*Given task*: Restate the entire listing word for word.

(Data records)
-=-=-=-=-
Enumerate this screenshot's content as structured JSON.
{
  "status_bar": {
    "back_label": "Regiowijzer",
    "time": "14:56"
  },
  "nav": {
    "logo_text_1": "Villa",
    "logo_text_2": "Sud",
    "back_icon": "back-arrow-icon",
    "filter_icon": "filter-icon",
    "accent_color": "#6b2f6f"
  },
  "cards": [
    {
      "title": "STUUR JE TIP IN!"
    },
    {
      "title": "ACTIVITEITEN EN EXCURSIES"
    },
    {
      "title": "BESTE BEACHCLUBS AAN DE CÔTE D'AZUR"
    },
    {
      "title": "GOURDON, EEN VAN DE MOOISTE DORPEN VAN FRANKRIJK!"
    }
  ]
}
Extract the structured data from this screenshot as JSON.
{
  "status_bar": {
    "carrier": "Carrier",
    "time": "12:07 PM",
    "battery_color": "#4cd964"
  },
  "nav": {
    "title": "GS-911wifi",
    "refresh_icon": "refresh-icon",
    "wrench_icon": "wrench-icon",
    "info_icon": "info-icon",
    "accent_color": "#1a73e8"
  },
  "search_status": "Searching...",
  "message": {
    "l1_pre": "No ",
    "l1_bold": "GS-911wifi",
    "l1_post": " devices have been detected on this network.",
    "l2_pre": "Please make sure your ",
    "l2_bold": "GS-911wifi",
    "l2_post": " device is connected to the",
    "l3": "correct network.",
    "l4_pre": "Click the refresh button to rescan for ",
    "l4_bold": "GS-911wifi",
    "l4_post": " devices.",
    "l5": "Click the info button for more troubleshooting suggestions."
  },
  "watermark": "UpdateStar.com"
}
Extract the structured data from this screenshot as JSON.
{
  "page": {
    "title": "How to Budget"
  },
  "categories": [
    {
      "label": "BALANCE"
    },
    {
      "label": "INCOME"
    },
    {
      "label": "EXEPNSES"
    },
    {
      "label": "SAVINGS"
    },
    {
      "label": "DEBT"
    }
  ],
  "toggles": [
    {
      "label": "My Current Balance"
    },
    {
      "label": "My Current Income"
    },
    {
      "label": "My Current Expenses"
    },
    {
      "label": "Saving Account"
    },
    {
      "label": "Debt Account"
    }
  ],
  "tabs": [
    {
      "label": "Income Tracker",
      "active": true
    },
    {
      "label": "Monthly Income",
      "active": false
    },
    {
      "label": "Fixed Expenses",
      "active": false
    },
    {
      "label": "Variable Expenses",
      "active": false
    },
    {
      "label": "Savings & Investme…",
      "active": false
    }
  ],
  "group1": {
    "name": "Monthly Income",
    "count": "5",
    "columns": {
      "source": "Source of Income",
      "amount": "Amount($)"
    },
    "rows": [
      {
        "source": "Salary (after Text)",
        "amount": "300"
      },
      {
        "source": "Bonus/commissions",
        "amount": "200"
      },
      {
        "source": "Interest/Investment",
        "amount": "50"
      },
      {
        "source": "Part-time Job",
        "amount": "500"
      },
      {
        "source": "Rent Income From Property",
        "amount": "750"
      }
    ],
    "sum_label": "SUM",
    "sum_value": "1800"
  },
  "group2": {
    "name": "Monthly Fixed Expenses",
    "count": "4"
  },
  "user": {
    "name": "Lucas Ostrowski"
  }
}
-=-=-=-=-
*Expected answer*:
Enumerate this screenshot's content as structured JSON.
{
  "status_bar": {
    "back_label": "Regiowijzer",
    "time": "14:56"
  },
  "nav": {
    "logo_text_1": "Villa",
    "logo_text_2": "Sud",
    "back_icon": "back-arrow-icon",
    "filter_icon": "filter-icon",
    "accent_color": "#6b2f6f"
  },
  "cards": [
    {
      "title": "STUUR JE TIP IN!"
    },
    {
      "title": "ACTIVITEITEN EN EXCURSIES"
    },
    {
      "title": "BESTE BEACHCLUBS AAN DE CÔTE D'AZUR"
    },
    {
      "title": "GOURDON, EEN VAN DE MOOISTE DORPEN VAN FRANKRIJK!"
    }
  ]
}
Extract the structured data from this screenshot as JSON.
{
  "status_bar": {
    "carrier": "Carrier",
    "time": "12:07 PM",
    "battery_color": "#4cd964"
  },
  "nav": {
    "title": "GS-911wifi",
    "refresh_icon": "refresh-icon",
    "wrench_icon": "wrench-icon",
    "info_icon": "info-icon",
    "accent_color": "#1a73e8"
  },
  "search_status": "Searching...",
  "message": {
    "l1_pre": "No ",
    "l1_bold": "GS-911wifi",
    "l1_post": " devices have been detected on this network.",
    "l2_pre": "Please make sure your ",
    "l2_bold": "GS-911wifi",
    "l2_post": " device is connected to the",
    "l3": "correct network.",
    "l4_pre": "Click the refresh button to rescan for ",
    "l4_bold": "GS-911wifi",
    "l4_post": " devices.",
    "l5": "Click the info button for more troubleshooting suggestions."
  },
  "watermark": "UpdateStar.com"
}
Extract the structured data from this screenshot as JSON.
{
  "page": {
    "title": "How to Budget"
  },
  "categories": [
    {
      "label": "BALANCE"
    },
    {
      "label": "INCOME"
    },
    {
      "label": "EXEPNSES"
    },
    {
      "label": "SAVINGS"
    },
    {
      "label": "DEBT"
    }
  ],
  "toggles": [
    {
      "label": "My Current Balance"
    },
    {
      "label": "My Current Income"
    },
    {
      "label": "My Current Expenses"
    },
    {
      "label": "Saving Account"
    },
    {
      "label": "Debt Account"
    }
  ],
  "tabs": [
    {
      "label": "Income Tracker",
      "active": true
    },
    {
      "label": "Monthly Income",
      "active": false
    },
    {
      "label": "Fixed Expenses",
      "active": false
    },
    {
      "label": "Variable Expenses",
      "active": false
    },
    {
      "label": "Savings & Investme…",
      "active": false
    }
  ],
  "group1": {
    "name": "Monthly Income",
    "count": "5",
    "columns": {
      "source": "Source of Income",
      "amount": "Amount($)"
    },
    "rows": [
      {
        "source": "Salary (after Text)",
        "amount": "300"
      },
      {
        "source": "Bonus/commissions",
        "amount": "200"
      },
      {
        "source": "Interest/Investment",
        "amount": "50"
      },
      {
        "source": "Part-time Job",
        "amount": "500"
      },
      {
        "source": "Rent Income From Property",
        "amount": "750"
      }
    ],
    "sum_label": "SUM",
    "sum_value": "1800"
  },
  "group2": {
    "name": "Monthly Fixed Expenses",
    "count": "4"
  },
  "user": {
    "name": "Lucas Ostrowski"
  }
}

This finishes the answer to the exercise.